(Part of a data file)
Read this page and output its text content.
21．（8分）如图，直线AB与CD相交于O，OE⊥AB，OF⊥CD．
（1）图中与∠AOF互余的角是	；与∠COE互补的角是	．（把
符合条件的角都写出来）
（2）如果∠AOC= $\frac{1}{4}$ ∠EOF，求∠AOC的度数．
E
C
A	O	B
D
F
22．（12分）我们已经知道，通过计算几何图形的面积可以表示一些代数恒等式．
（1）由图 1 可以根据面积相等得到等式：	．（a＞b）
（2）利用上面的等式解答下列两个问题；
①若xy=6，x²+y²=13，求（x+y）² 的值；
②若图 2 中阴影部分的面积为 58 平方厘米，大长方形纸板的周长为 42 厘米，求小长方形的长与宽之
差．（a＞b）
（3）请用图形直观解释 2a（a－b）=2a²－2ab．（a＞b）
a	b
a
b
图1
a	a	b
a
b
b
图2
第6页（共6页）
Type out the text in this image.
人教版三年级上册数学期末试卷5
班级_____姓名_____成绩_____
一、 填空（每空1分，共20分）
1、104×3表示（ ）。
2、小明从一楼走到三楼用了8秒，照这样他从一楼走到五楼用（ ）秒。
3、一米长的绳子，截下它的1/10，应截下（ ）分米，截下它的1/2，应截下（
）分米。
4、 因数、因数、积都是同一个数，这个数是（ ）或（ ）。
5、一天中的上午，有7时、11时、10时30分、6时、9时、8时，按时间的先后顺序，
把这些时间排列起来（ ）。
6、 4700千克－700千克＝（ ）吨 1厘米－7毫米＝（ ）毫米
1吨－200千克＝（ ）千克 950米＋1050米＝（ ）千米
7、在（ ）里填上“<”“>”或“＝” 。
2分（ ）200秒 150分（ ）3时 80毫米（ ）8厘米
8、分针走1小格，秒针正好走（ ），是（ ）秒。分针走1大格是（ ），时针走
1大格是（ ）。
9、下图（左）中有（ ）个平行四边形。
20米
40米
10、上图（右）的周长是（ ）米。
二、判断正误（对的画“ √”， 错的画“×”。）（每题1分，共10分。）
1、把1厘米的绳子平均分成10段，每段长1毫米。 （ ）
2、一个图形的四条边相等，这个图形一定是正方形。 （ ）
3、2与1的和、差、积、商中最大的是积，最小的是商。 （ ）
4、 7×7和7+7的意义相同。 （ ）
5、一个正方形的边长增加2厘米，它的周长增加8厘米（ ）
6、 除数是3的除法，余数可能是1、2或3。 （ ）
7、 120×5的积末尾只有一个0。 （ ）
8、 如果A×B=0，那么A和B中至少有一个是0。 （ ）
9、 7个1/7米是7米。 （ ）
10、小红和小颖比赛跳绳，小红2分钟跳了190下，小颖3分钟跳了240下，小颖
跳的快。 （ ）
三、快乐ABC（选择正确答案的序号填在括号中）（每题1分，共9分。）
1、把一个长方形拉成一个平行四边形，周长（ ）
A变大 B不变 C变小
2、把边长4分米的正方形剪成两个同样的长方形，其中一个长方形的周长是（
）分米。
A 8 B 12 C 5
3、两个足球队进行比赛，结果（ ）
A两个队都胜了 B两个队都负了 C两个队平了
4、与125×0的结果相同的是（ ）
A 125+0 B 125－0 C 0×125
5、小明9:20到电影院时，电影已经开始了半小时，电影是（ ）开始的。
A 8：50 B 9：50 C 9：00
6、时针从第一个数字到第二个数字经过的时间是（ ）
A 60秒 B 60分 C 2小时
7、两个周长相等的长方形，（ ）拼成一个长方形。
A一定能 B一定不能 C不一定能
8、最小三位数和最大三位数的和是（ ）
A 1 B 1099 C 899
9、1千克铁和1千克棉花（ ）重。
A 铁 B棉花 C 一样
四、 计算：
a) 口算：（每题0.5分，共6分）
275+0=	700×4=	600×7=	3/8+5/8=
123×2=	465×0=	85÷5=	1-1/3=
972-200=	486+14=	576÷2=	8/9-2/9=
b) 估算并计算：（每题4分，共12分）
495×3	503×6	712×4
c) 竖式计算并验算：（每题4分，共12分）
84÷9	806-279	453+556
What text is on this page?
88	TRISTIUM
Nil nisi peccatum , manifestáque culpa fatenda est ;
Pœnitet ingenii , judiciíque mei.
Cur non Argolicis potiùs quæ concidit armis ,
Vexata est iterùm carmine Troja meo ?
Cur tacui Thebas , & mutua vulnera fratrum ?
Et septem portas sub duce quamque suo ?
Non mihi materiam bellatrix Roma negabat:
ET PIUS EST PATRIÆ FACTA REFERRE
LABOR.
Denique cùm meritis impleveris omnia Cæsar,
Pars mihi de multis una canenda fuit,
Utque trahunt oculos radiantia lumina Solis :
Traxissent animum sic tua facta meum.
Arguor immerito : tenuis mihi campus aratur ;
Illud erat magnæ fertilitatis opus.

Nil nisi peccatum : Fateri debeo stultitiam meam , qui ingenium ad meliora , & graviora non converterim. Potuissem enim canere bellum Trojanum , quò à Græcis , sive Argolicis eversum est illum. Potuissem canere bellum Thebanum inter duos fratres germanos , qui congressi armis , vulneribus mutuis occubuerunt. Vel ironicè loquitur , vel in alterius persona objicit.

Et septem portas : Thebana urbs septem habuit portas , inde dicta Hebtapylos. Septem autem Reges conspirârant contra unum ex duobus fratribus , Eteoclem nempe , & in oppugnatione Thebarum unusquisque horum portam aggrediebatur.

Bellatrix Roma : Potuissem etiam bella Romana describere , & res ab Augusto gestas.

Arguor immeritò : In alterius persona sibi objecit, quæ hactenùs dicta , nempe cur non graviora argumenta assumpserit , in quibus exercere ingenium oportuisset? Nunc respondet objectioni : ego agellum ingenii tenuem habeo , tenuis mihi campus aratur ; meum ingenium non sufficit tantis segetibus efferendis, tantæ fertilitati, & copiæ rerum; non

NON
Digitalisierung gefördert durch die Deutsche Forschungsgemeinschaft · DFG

TASK DETAILS
Keep only those lines of the records that hold "page", and return them.

ANSWER TO THE PROBLEM
Read this page and output its text content.
What text is on this page?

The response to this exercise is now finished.